GIVEN INSTRUCTION: The data below needs to be returned exactly, line for line.

PROVIDED ENTRIES:
====

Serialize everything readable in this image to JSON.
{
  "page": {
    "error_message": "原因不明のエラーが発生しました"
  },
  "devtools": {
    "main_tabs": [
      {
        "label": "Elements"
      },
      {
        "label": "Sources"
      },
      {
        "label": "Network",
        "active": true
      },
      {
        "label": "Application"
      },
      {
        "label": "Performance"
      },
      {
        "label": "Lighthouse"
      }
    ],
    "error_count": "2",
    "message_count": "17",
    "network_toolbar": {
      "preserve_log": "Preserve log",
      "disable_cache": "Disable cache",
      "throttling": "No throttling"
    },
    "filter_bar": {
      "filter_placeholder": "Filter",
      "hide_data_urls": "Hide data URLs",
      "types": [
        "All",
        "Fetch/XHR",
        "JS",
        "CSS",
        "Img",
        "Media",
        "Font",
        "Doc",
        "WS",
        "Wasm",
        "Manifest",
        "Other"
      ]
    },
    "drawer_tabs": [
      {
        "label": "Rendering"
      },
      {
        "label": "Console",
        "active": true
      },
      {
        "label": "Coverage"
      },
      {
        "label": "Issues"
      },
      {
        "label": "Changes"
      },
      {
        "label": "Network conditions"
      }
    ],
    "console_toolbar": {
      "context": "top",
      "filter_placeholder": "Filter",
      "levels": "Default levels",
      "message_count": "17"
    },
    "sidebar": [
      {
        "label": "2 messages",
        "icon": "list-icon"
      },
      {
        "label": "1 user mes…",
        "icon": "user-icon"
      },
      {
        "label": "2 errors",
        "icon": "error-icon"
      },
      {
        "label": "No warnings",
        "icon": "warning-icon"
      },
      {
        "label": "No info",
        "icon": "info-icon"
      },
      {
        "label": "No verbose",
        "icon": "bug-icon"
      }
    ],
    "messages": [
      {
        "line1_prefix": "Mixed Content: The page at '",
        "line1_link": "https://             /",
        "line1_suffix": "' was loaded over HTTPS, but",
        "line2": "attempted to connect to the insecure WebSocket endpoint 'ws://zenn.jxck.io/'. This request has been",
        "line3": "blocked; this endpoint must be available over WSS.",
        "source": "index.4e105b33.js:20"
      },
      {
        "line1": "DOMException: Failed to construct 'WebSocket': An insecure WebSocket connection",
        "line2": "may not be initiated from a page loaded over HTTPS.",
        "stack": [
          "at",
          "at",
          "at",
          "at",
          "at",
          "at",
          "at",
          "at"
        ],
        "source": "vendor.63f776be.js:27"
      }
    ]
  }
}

====

ANSWER:
Serialize everything readable in this image to JSON.
{
  "page": {
    "error_message": "原因不明のエラーが発生しました"
  },
  "devtools": {
    "main_tabs": [
      {
        "label": "Elements"
      },
      {
        "label": "Sources"
      },
      {
        "label": "Network",
        "active": true
      },
      {
        "label": "Application"
      },
      {
        "label": "Performance"
      },
      {
        "label": "Lighthouse"
      }
    ],
    "error_count": "2",
    "message_count": "17",
    "network_toolbar": {
      "preserve_log": "Preserve log",
      "disable_cache": "Disable cache",
      "throttling": "No throttling"
    },
    "filter_bar": {
      "filter_placeholder": "Filter",
      "hide_data_urls": "Hide data URLs",
      "types": [
        "All",
        "Fetch/XHR",
        "JS",
        "CSS",
        "Img",
        "Media",
        "Font",
        "Doc",
        "WS",
        "Wasm",
        "Manifest",
        "Other"
      ]
    },
    "drawer_tabs": [
      {
        "label": "Rendering"
      },
      {
        "label": "Console",
        "active": true
      },
      {
        "label": "Coverage"
      },
      {
        "label": "Issues"
      },
      {
        "label": "Changes"
      },
      {
        "label": "Network conditions"
      }
    ],
    "console_toolbar": {
      "context": "top",
      "filter_placeholder": "Filter",
      "levels": "Default levels",
      "message_count": "17"
    },
    "sidebar": [
      {
        "label": "2 messages",
        "icon": "list-icon"
      },
      {
        "label": "1 user mes…",
        "icon": "user-icon"
      },
      {
        "label": "2 errors",
        "icon": "error-icon"
      },
      {
        "label": "No warnings",
        "icon": "warning-icon"
      },
      {
        "label": "No info",
        "icon": "info-icon"
      },
      {
        "label": "No verbose",
        "icon": "bug-icon"
      }
    ],
    "messages": [
      {
        "line1_prefix": "Mixed Content: The page at '",
        "line1_link": "https://             /",
        "line1_suffix": "' was loaded over HTTPS, but",
        "line2": "attempted to connect to the insecure WebSocket endpoint 'ws://zenn.jxck.io/'. This request has been",
        "line3": "blocked; this endpoint must be available over WSS.",
        "source": "index.4e105b33.js:20"
      },
      {
        "line1": "DOMException: Failed to construct 'WebSocket': An insecure WebSocket connection",
        "line2": "may not be initiated from a page loaded over HTTPS.",
        "stack": [
          "at",
          "at",
          "at",
          "at",
          "at",
          "at",
          "at",
          "at"
        ],
        "source": "vendor.63f776be.js:27"
      }
    ]
  }
}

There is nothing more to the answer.